Problems to work on -
a) Transcribe the forum post below about GPS navigation for an autonomous ground vehicle, from "But right now" up to and including "Thanks a lot!".
b) Answer these questions using the forum post below about GPS navigation for an autonomous ground vehicle, with each answer marked to match its question.
(i) Which GPS receiver provides the coordinates?
(ii) What board is the car programmed with?
(iii) How many IR sensors does the car have?
c) Decide whether each statement agrees with the forum post below about GPS navigation for an autonomous ground vehicle. Answer yes or no, and quote the words of the post that settle it.
(i) A digital compass is used to orient the car.
(ii) The car uses a custom-made servo.
(iii) The vehicle is built on a Traxxas chassis.

# How do I go from one point to another? (GPS used for my AVG)

Hi all,

I'm building an Autonomous Ground Vehicle and it's coming along nicely except I'm having 2 problems---One) I don't know how to actually get the (rc) car to go from one place to the next---Two) I'm having trouble with obstacle avoidance

But right now I really need help with the GPS. I'm using the 66 Channel LS20031 GPS 5Hz Receiver from sparkfun to get the GPS coordinates, and the HMC6352 digital compass to orient the car. How would I go about making the car orient itself and go from coordinates "x" to coordinates "y"?

I'm programming with an Arduino mega 2560, and using the chassis of the duratrax evader ext-2. I'm using a traxxas 12T 550 dc motor with the traxxas xl-5 esc. I'm using the stock servo for the duratrax evader as well. The car also has 5 IR sensors (Infrared Proximity Sensor - Sharp GP2Y0A21YK) to help avoid obstacles.

Also, at any request, I'll post pictures (if that's of any help)

Thanks a lot!

Data excerpts -

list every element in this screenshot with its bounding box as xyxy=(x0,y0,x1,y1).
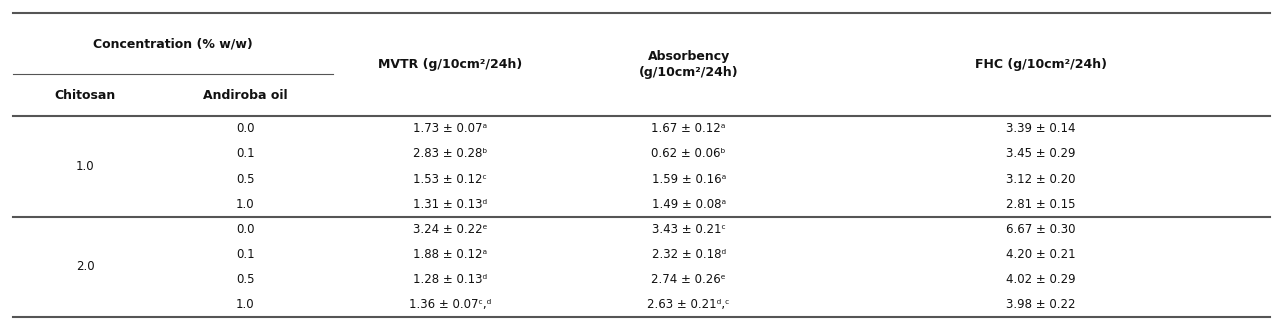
Text: 2.81 ± 0.15: 2.81 ± 0.15 xyxy=(1006,198,1075,211)
Text: 6.67 ± 0.30: 6.67 ± 0.30 xyxy=(1006,223,1075,236)
Text: 2.63 ± 0.21ᵈ,ᶜ: 2.63 ± 0.21ᵈ,ᶜ xyxy=(648,298,730,311)
Text: 4.20 ± 0.21: 4.20 ± 0.21 xyxy=(1006,248,1075,261)
Text: 2.74 ± 0.26ᵉ: 2.74 ± 0.26ᵉ xyxy=(652,273,726,286)
Text: 0.62 ± 0.06ᵇ: 0.62 ± 0.06ᵇ xyxy=(652,148,726,160)
Text: 3.43 ± 0.21ᶜ: 3.43 ± 0.21ᶜ xyxy=(652,223,726,236)
Text: 1.53 ± 0.12ᶜ: 1.53 ± 0.12ᶜ xyxy=(413,173,486,185)
Text: Concentration (% w/w): Concentration (% w/w) xyxy=(94,37,253,50)
Text: Chitosan: Chitosan xyxy=(54,89,115,102)
Text: 1.88 ± 0.12ᵃ: 1.88 ± 0.12ᵃ xyxy=(413,248,486,261)
Text: 1.0: 1.0 xyxy=(236,198,255,211)
Text: 3.39 ± 0.14: 3.39 ± 0.14 xyxy=(1006,122,1075,135)
Text: FHC (g/10cm²/24h): FHC (g/10cm²/24h) xyxy=(975,58,1107,71)
Text: 1.73 ± 0.07ᵃ: 1.73 ± 0.07ᵃ xyxy=(413,122,486,135)
Text: 0.0: 0.0 xyxy=(236,223,255,236)
Text: 0.0: 0.0 xyxy=(236,122,255,135)
Text: 3.45 ± 0.29: 3.45 ± 0.29 xyxy=(1006,148,1075,160)
Text: 3.98 ± 0.22: 3.98 ± 0.22 xyxy=(1006,298,1075,311)
Text: 0.1: 0.1 xyxy=(236,248,255,261)
Text: 1.0: 1.0 xyxy=(76,160,95,173)
Text: 2.83 ± 0.28ᵇ: 2.83 ± 0.28ᵇ xyxy=(413,148,488,160)
Text: 1.28 ± 0.13ᵈ: 1.28 ± 0.13ᵈ xyxy=(413,273,486,286)
Text: Andiroba oil: Andiroba oil xyxy=(203,89,287,102)
Text: 1.31 ± 0.13ᵈ: 1.31 ± 0.13ᵈ xyxy=(413,198,486,211)
Text: 2.32 ± 0.18ᵈ: 2.32 ± 0.18ᵈ xyxy=(652,248,726,261)
Text: 0.1: 0.1 xyxy=(236,148,255,160)
Text: 1.36 ± 0.07ᶜ,ᵈ: 1.36 ± 0.07ᶜ,ᵈ xyxy=(408,298,491,311)
Text: Absorbency
(g/10cm²/24h): Absorbency (g/10cm²/24h) xyxy=(639,50,739,79)
Text: 3.24 ± 0.22ᵉ: 3.24 ± 0.22ᵉ xyxy=(413,223,488,236)
Text: 0.5: 0.5 xyxy=(236,173,255,185)
Text: 1.67 ± 0.12ᵃ: 1.67 ± 0.12ᵃ xyxy=(652,122,726,135)
Text: 0.5: 0.5 xyxy=(236,273,255,286)
Text: 3.12 ± 0.20: 3.12 ± 0.20 xyxy=(1006,173,1075,185)
Text: 1.49 ± 0.08ᵃ: 1.49 ± 0.08ᵃ xyxy=(652,198,726,211)
Text: 2.0: 2.0 xyxy=(76,260,95,273)
Text: 4.02 ± 0.29: 4.02 ± 0.29 xyxy=(1006,273,1075,286)
Text: MVTR (g/10cm²/24h): MVTR (g/10cm²/24h) xyxy=(377,58,522,71)
Text: 1.0: 1.0 xyxy=(236,298,255,311)
Text: 1.59 ± 0.16ᵃ: 1.59 ± 0.16ᵃ xyxy=(652,173,726,185)
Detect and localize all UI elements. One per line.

List of solutions -
a)
But right now I really need help with the GPS. I'm using the 66 Channel LS20031 GPS 5Hz Receiver from sparkfun to get the GPS coordinates, and the HMC6352 digital compass to orient the car. How would I go about making the car orient itself and go from coordinates "x" to coordinates "y"?

I'm programming with an Arduino mega 2560, and using the chassis of the duratrax evader ext-2. I'm using a traxxas 12T 550 dc motor with the traxxas xl-5 esc. I'm using the stock servo for the duratrax evader as well. The car also has 5 IR sensors (Infrared Proximity Sensor - Sharp GP2Y0A21YK) to help avoid obstacles.

Also, at any request, I'll post pictures (if that's of any help)

Thanks a lot!

b)
(i) The 66 Channel LS20031 GPS 5Hz Receiver from sparkfun.
(ii) An Arduino mega 2560.
(iii) Five.

c)
(i) Yes: "the HMC6352 digital compass to orient the car"
(ii) No: "I'm using the stock servo for the duratrax evader as well."
(iii) No: "using the chassis of the duratrax evader ext-2"